[BEGIN LISTED RECORDS]
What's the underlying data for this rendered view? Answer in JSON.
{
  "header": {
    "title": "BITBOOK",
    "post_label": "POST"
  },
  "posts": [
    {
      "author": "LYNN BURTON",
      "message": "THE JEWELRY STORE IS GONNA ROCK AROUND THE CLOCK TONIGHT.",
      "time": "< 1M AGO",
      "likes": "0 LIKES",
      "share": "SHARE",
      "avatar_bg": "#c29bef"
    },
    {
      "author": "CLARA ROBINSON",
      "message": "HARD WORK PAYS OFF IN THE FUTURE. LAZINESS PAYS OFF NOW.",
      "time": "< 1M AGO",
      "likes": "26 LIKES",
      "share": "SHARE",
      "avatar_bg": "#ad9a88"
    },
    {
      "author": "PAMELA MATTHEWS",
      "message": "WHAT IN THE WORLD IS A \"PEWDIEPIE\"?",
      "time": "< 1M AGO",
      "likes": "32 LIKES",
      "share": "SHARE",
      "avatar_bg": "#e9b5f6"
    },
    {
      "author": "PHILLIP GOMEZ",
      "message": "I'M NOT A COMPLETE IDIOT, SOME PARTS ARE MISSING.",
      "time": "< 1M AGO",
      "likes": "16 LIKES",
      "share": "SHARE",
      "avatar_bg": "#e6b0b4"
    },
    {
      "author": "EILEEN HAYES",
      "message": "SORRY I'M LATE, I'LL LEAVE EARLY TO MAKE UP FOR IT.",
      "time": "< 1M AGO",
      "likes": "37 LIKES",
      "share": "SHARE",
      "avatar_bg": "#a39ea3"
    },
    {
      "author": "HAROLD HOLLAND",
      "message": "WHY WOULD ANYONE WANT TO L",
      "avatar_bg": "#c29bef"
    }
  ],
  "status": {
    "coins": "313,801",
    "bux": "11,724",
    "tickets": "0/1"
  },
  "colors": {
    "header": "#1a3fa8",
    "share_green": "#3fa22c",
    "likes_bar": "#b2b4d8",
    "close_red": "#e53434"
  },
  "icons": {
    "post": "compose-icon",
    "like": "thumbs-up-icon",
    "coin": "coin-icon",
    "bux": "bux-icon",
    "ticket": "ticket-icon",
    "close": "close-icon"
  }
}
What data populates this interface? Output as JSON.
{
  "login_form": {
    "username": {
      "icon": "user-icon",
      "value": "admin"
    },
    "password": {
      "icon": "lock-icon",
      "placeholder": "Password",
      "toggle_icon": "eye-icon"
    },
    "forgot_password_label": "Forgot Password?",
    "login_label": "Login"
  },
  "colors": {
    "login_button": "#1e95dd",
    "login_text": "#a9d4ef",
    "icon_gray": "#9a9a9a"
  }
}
[END LISTED RECORDS]
YOUR GOAL =>
Pull out every line holding "author" from the records above, and copy it.

WORKED SOLUTION =>
      "author": "LYNN BURTON",
      "author": "CLARA ROBINSON",
      "author": "PAMELA MATTHEWS",
      "author": "PHILLIP GOMEZ",
      "author": "EILEEN HAYES",
      "author": "HAROLD HOLLAND",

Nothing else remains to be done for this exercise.